### Task objective
The records below should be written out again, exactly.

### Dataset content

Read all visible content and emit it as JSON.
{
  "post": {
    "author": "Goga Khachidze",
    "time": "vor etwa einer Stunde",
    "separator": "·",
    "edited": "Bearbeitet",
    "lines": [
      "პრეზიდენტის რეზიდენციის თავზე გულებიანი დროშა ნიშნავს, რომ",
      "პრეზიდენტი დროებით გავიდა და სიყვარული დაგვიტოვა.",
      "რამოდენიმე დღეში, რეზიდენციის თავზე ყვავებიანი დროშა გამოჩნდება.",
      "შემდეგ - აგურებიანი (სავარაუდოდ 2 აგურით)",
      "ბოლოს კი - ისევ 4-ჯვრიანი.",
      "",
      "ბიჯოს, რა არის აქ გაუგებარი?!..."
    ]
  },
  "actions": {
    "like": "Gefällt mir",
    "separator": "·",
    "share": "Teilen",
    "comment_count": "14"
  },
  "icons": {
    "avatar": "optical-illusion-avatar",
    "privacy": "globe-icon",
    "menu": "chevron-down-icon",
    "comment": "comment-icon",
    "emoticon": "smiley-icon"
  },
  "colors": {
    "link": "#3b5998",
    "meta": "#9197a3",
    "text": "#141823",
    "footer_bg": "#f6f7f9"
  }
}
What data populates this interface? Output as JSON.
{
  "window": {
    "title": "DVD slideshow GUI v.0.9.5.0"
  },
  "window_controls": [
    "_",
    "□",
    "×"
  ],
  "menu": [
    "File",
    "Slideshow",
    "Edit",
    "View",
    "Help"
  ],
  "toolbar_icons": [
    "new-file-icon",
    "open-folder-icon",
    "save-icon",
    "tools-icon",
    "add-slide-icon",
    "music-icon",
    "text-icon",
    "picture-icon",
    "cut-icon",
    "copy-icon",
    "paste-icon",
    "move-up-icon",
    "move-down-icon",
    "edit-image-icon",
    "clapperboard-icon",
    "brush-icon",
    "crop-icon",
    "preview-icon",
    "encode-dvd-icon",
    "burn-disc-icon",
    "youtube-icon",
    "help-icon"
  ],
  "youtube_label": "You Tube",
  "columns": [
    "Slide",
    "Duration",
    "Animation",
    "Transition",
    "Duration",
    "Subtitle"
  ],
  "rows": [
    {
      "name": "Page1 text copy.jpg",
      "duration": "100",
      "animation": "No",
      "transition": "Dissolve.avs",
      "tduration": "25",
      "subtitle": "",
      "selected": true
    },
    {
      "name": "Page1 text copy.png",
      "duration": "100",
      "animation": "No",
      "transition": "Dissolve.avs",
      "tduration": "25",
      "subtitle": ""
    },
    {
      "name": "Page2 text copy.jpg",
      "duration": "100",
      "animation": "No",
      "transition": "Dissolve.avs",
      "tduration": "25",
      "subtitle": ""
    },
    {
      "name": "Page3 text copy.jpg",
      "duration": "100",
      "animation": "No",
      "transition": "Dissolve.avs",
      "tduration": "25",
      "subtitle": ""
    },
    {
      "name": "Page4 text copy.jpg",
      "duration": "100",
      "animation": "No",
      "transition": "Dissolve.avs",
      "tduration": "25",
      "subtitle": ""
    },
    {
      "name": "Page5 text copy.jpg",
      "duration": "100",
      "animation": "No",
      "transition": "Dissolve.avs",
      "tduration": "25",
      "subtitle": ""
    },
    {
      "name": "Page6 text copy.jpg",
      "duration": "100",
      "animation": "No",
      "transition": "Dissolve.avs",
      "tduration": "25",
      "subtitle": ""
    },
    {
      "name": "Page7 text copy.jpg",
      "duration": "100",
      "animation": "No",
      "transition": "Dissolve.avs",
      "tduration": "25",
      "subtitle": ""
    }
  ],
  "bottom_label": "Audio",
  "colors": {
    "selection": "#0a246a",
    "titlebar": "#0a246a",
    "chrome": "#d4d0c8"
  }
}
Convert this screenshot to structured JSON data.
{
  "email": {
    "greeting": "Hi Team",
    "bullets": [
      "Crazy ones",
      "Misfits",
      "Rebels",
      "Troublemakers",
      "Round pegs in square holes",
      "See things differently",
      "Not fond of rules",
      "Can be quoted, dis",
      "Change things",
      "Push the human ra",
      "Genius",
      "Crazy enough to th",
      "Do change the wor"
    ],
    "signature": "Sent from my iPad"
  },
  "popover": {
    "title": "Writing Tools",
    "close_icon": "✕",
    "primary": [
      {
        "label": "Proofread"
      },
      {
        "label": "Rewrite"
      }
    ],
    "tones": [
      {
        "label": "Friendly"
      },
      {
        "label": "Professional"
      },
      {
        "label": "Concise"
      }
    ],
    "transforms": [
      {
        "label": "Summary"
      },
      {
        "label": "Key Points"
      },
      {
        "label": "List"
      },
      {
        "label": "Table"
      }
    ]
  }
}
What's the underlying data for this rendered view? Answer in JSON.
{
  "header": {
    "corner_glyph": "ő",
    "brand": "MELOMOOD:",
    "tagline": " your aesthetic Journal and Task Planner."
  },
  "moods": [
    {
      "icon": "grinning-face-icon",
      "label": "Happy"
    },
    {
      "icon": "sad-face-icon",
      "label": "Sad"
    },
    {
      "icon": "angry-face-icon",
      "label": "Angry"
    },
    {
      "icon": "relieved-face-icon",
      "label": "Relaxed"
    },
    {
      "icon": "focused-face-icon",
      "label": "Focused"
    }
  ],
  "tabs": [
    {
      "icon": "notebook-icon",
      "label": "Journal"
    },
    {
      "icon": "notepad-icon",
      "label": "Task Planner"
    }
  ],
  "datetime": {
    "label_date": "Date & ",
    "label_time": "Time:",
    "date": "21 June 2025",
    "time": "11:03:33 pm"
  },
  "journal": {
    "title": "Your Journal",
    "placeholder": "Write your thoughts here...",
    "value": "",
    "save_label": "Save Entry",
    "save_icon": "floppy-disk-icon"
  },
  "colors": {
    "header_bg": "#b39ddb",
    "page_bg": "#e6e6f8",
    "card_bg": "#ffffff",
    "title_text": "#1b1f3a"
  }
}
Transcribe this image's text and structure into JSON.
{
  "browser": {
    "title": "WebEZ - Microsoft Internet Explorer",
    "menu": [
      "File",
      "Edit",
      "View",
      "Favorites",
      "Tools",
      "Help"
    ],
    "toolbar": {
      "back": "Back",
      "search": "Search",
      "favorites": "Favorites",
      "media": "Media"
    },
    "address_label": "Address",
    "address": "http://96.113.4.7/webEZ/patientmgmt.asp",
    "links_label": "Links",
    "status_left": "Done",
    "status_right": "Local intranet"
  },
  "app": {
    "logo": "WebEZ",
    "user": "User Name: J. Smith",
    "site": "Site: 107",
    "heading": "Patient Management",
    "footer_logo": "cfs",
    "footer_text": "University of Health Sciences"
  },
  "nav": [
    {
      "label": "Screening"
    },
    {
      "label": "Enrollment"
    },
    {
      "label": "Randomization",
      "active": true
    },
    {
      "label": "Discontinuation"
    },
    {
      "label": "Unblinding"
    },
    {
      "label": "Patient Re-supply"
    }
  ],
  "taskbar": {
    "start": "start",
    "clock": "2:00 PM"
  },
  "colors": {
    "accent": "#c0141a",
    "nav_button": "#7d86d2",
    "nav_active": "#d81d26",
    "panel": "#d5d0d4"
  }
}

### Solution to this task
Read all visible content and emit it as JSON.
{
  "post": {
    "author": "Goga Khachidze",
    "time": "vor etwa einer Stunde",
    "separator": "·",
    "edited": "Bearbeitet",
    "lines": [
      "პრეზიდენტის რეზიდენციის თავზე გულებიანი დროშა ნიშნავს, რომ",
      "პრეზიდენტი დროებით გავიდა და სიყვარული დაგვიტოვა.",
      "რამოდენიმე დღეში, რეზიდენციის თავზე ყვავებიანი დროშა გამოჩნდება.",
      "შემდეგ - აგურებიანი (სავარაუდოდ 2 აგურით)",
      "ბოლოს კი - ისევ 4-ჯვრიანი.",
      "",
      "ბიჯოს, რა არის აქ გაუგებარი?!..."
    ]
  },
  "actions": {
    "like": "Gefällt mir",
    "separator": "·",
    "share": "Teilen",
    "comment_count": "14"
  },
  "icons": {
    "avatar": "optical-illusion-avatar",
    "privacy": "globe-icon",
    "menu": "chevron-down-icon",
    "comment": "comment-icon",
    "emoticon": "smiley-icon"
  },
  "colors": {
    "link": "#3b5998",
    "meta": "#9197a3",
    "text": "#141823",
    "footer_bg": "#f6f7f9"
  }
}
What data populates this interface? Output as JSON.
{
  "window": {
    "title": "DVD slideshow GUI v.0.9.5.0"
  },
  "window_controls": [
    "_",
    "□",
    "×"
  ],
  "menu": [
    "File",
    "Slideshow",
    "Edit",
    "View",
    "Help"
  ],
  "toolbar_icons": [
    "new-file-icon",
    "open-folder-icon",
    "save-icon",
    "tools-icon",
    "add-slide-icon",
    "music-icon",
    "text-icon",
    "picture-icon",
    "cut-icon",
    "copy-icon",
    "paste-icon",
    "move-up-icon",
    "move-down-icon",
    "edit-image-icon",
    "clapperboard-icon",
    "brush-icon",
    "crop-icon",
    "preview-icon",
    "encode-dvd-icon",
    "burn-disc-icon",
    "youtube-icon",
    "help-icon"
  ],
  "youtube_label": "You Tube",
  "columns": [
    "Slide",
    "Duration",
    "Animation",
    "Transition",
    "Duration",
    "Subtitle"
  ],
  "rows": [
    {
      "name": "Page1 text copy.jpg",
      "duration": "100",
      "animation": "No",
      "transition": "Dissolve.avs",
      "tduration": "25",
      "subtitle": "",
      "selected": true
    },
    {
      "name": "Page1 text copy.png",
      "duration": "100",
      "animation": "No",
      "transition": "Dissolve.avs",
      "tduration": "25",
      "subtitle": ""
    },
    {
      "name": "Page2 text copy.jpg",
      "duration": "100",
      "animation": "No",
      "transition": "Dissolve.avs",
      "tduration": "25",
      "subtitle": ""
    },
    {
      "name": "Page3 text copy.jpg",
      "duration": "100",
      "animation": "No",
      "transition": "Dissolve.avs",
      "tduration": "25",
      "subtitle": ""
    },
    {
      "name": "Page4 text copy.jpg",
      "duration": "100",
      "animation": "No",
      "transition": "Dissolve.avs",
      "tduration": "25",
      "subtitle": ""
    },
    {
      "name": "Page5 text copy.jpg",
      "duration": "100",
      "animation": "No",
      "transition": "Dissolve.avs",
      "tduration": "25",
      "subtitle": ""
    },
    {
      "name": "Page6 text copy.jpg",
      "duration": "100",
      "animation": "No",
      "transition": "Dissolve.avs",
      "tduration": "25",
      "subtitle": ""
    },
    {
      "name": "Page7 text copy.jpg",
      "duration": "100",
      "animation": "No",
      "transition": "Dissolve.avs",
      "tduration": "25",
      "subtitle": ""
    }
  ],
  "bottom_label": "Audio",
  "colors": {
    "selection": "#0a246a",
    "titlebar": "#0a246a",
    "chrome": "#d4d0c8"
  }
}
Convert this screenshot to structured JSON data.
{
  "email": {
    "greeting": "Hi Team",
    "bullets": [
      "Crazy ones",
      "Misfits",
      "Rebels",
      "Troublemakers",
      "Round pegs in square holes",
      "See things differently",
      "Not fond of rules",
      "Can be quoted, dis",
      "Change things",
      "Push the human ra",
      "Genius",
      "Crazy enough to th",
      "Do change the wor"
    ],
    "signature": "Sent from my iPad"
  },
  "popover": {
    "title": "Writing Tools",
    "close_icon": "✕",
    "primary": [
      {
        "label": "Proofread"
      },
      {
        "label": "Rewrite"
      }
    ],
    "tones": [
      {
        "label": "Friendly"
      },
      {
        "label": "Professional"
      },
      {
        "label": "Concise"
      }
    ],
    "transforms": [
      {
        "label": "Summary"
      },
      {
        "label": "Key Points"
      },
      {
        "label": "List"
      },
      {
        "label": "Table"
      }
    ]
  }
}
What's the underlying data for this rendered view? Answer in JSON.
{
  "header": {
    "corner_glyph": "ő",
    "brand": "MELOMOOD:",
    "tagline": " your aesthetic Journal and Task Planner."
  },
  "moods": [
    {
      "icon": "grinning-face-icon",
      "label": "Happy"
    },
    {
      "icon": "sad-face-icon",
      "label": "Sad"
    },
    {
      "icon": "angry-face-icon",
      "label": "Angry"
    },
    {
      "icon": "relieved-face-icon",
      "label": "Relaxed"
    },
    {
      "icon": "focused-face-icon",
      "label": "Focused"
    }
  ],
  "tabs": [
    {
      "icon": "notebook-icon",
      "label": "Journal"
    },
    {
      "icon": "notepad-icon",
      "label": "Task Planner"
    }
  ],
  "datetime": {
    "label_date": "Date & ",
    "label_time": "Time:",
    "date": "21 June 2025",
    "time": "11:03:33 pm"
  },
  "journal": {
    "title": "Your Journal",
    "placeholder": "Write your thoughts here...",
    "value": "",
    "save_label": "Save Entry",
    "save_icon": "floppy-disk-icon"
  },
  "colors": {
    "header_bg": "#b39ddb",
    "page_bg": "#e6e6f8",
    "card_bg": "#ffffff",
    "title_text": "#1b1f3a"
  }
}
Transcribe this image's text and structure into JSON.
{
  "browser": {
    "title": "WebEZ - Microsoft Internet Explorer",
    "menu": [
      "File",
      "Edit",
      "View",
      "Favorites",
      "Tools",
      "Help"
    ],
    "toolbar": {
      "back": "Back",
      "search": "Search",
      "favorites": "Favorites",
      "media": "Media"
    },
    "address_label": "Address",
    "address": "http://96.113.4.7/webEZ/patientmgmt.asp",
    "links_label": "Links",
    "status_left": "Done",
    "status_right": "Local intranet"
  },
  "app": {
    "logo": "WebEZ",
    "user": "User Name: J. Smith",
    "site": "Site: 107",
    "heading": "Patient Management",
    "footer_logo": "cfs",
    "footer_text": "University of Health Sciences"
  },
  "nav": [
    {
      "label": "Screening"
    },
    {
      "label": "Enrollment"
    },
    {
      "label": "Randomization",
      "active": true
    },
    {
      "label": "Discontinuation"
    },
    {
      "label": "Unblinding"
    },
    {
      "label": "Patient Re-supply"
    }
  ],
  "taskbar": {
    "start": "start",
    "clock": "2:00 PM"
  },
  "colors": {
    "accent": "#c0141a",
    "nav_button": "#7d86d2",
    "nav_active": "#d81d26",
    "panel": "#d5d0d4"
  }
}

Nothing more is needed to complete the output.